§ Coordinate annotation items
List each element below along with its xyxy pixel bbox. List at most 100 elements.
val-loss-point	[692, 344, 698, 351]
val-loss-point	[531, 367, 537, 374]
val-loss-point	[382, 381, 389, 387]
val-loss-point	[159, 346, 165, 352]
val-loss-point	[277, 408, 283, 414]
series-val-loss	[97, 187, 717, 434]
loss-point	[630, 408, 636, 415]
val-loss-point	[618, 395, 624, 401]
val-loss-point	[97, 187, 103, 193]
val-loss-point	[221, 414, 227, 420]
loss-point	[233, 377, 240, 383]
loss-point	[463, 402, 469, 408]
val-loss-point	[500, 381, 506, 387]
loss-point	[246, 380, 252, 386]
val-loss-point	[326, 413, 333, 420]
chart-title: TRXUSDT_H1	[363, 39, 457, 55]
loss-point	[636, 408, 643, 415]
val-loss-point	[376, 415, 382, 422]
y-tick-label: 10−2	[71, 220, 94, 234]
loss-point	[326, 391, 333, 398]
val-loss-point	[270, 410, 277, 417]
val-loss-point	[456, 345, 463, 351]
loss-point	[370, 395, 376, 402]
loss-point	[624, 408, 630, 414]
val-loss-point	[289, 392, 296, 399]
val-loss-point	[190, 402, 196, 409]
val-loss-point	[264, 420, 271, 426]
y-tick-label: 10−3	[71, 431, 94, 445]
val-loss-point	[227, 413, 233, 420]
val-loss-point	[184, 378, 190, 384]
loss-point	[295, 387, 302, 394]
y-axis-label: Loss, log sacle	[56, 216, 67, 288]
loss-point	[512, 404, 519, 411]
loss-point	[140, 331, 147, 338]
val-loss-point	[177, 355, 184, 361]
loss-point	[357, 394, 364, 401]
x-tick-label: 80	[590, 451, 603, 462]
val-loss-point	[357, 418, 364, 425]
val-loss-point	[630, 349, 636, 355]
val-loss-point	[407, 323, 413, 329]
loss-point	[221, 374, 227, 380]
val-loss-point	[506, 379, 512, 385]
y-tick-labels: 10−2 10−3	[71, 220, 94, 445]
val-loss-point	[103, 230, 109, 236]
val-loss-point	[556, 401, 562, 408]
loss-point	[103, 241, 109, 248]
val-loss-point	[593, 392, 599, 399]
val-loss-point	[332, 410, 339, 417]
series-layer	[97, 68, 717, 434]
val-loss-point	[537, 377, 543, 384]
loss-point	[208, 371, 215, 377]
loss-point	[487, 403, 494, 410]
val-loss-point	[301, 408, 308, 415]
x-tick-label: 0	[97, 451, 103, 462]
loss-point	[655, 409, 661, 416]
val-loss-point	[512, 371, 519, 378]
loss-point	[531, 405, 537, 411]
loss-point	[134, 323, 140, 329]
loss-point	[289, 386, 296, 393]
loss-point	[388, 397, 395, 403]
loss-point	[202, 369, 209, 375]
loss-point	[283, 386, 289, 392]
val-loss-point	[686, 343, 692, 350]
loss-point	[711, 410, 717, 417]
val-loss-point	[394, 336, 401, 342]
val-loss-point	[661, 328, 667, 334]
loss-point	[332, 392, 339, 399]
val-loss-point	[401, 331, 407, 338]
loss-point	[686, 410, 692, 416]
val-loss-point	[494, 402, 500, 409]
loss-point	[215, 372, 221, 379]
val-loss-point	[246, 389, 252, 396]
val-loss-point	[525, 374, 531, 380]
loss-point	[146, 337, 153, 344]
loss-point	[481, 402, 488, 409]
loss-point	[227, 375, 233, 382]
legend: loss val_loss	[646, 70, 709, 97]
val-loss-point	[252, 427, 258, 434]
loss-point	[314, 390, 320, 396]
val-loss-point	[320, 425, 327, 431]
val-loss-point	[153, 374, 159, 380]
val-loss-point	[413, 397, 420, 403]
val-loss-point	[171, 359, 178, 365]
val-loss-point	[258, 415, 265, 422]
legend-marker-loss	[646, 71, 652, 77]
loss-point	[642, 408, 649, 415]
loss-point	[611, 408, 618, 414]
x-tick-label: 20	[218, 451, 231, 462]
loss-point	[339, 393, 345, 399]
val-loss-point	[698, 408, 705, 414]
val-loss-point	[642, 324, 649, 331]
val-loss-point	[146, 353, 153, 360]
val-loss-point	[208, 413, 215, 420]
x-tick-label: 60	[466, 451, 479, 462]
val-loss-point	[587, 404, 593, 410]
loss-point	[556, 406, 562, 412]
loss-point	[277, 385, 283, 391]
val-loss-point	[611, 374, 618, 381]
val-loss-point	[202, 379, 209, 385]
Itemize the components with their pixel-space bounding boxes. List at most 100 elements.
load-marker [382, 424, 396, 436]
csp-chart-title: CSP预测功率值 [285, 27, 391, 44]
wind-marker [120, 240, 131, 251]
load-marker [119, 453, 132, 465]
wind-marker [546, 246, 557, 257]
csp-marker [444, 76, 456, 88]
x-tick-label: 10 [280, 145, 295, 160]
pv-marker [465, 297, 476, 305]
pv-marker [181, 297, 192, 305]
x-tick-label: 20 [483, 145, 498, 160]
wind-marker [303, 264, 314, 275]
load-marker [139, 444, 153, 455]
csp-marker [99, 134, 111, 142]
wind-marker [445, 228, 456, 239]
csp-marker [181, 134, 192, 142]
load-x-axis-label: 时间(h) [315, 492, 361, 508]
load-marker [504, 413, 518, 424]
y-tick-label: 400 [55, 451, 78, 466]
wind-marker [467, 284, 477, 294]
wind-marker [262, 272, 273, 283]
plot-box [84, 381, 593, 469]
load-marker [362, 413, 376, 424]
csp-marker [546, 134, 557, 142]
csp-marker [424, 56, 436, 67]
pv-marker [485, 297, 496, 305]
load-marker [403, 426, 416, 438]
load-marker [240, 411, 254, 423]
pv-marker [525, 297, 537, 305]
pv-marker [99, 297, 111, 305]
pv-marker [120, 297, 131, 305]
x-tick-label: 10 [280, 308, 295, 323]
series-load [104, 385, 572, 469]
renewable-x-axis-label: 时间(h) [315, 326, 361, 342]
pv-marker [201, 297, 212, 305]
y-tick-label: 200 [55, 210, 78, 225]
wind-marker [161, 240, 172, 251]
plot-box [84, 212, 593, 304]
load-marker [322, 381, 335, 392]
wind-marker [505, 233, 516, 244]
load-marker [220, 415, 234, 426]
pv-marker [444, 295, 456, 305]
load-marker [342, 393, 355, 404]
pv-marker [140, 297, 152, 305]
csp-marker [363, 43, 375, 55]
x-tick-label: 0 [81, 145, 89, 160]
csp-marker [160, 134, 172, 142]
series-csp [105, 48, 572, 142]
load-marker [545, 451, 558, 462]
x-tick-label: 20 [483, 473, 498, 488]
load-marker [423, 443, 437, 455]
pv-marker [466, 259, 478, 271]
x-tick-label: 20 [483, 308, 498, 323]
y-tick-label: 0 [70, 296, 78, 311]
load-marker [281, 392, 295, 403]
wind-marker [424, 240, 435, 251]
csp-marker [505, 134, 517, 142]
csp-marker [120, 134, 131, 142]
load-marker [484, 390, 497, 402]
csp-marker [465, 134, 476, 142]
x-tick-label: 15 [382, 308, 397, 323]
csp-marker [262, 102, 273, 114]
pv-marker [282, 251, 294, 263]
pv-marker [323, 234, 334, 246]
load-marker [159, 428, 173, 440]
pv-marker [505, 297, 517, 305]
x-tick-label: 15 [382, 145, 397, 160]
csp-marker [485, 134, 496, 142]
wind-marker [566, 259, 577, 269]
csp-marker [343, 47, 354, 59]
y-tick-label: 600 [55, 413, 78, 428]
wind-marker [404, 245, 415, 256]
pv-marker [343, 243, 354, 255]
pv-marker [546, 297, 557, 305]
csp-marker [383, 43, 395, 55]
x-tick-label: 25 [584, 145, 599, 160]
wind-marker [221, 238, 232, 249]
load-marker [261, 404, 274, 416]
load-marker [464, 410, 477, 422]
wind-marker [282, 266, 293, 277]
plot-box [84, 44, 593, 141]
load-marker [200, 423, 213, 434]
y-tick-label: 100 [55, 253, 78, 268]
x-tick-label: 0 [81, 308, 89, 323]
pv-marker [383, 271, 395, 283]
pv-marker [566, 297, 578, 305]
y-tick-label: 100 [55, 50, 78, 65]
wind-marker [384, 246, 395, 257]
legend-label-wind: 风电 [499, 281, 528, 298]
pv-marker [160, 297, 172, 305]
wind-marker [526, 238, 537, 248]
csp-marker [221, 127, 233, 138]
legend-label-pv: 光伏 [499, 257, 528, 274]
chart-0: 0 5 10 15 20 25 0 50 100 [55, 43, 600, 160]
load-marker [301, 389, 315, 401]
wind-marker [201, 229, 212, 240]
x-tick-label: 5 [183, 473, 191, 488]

§ Task prompt
Print the items above word for word, beginning with the very first line and stopping after the line that contains "401, 562, 408]".

§ Correct answer
List each element below along with its xyxy pixel bbox. List at most 100 elements.
val-loss-point	[692, 344, 698, 351]
val-loss-point	[531, 367, 537, 374]
val-loss-point	[382, 381, 389, 387]
val-loss-point	[159, 346, 165, 352]
val-loss-point	[277, 408, 283, 414]
series-val-loss	[97, 187, 717, 434]
loss-point	[630, 408, 636, 415]
val-loss-point	[618, 395, 624, 401]
val-loss-point	[97, 187, 103, 193]
val-loss-point	[221, 414, 227, 420]
loss-point	[233, 377, 240, 383]
loss-point	[463, 402, 469, 408]
val-loss-point	[500, 381, 506, 387]
loss-point	[246, 380, 252, 386]
val-loss-point	[326, 413, 333, 420]
chart-title: TRXUSDT_H1	[363, 39, 457, 55]
loss-point	[636, 408, 643, 415]
val-loss-point	[376, 415, 382, 422]
y-tick-label: 10−2	[71, 220, 94, 234]
loss-point	[326, 391, 333, 398]
val-loss-point	[270, 410, 277, 417]
val-loss-point	[456, 345, 463, 351]
loss-point	[370, 395, 376, 402]
loss-point	[624, 408, 630, 414]
val-loss-point	[289, 392, 296, 399]
val-loss-point	[190, 402, 196, 409]
val-loss-point	[264, 420, 271, 426]
y-tick-label: 10−3	[71, 431, 94, 445]
val-loss-point	[227, 413, 233, 420]
val-loss-point	[184, 378, 190, 384]
loss-point	[295, 387, 302, 394]
y-axis-label: Loss, log sacle	[56, 216, 67, 288]
loss-point	[512, 404, 519, 411]
loss-point	[140, 331, 147, 338]
val-loss-point	[177, 355, 184, 361]
loss-point	[357, 394, 364, 401]
x-tick-label: 80	[590, 451, 603, 462]
val-loss-point	[357, 418, 364, 425]
val-loss-point	[630, 349, 636, 355]
val-loss-point	[407, 323, 413, 329]
loss-point	[221, 374, 227, 380]
val-loss-point	[506, 379, 512, 385]
y-tick-labels: 10−2 10−3	[71, 220, 94, 445]
val-loss-point	[103, 230, 109, 236]
val-loss-point	[556, 401, 562, 408]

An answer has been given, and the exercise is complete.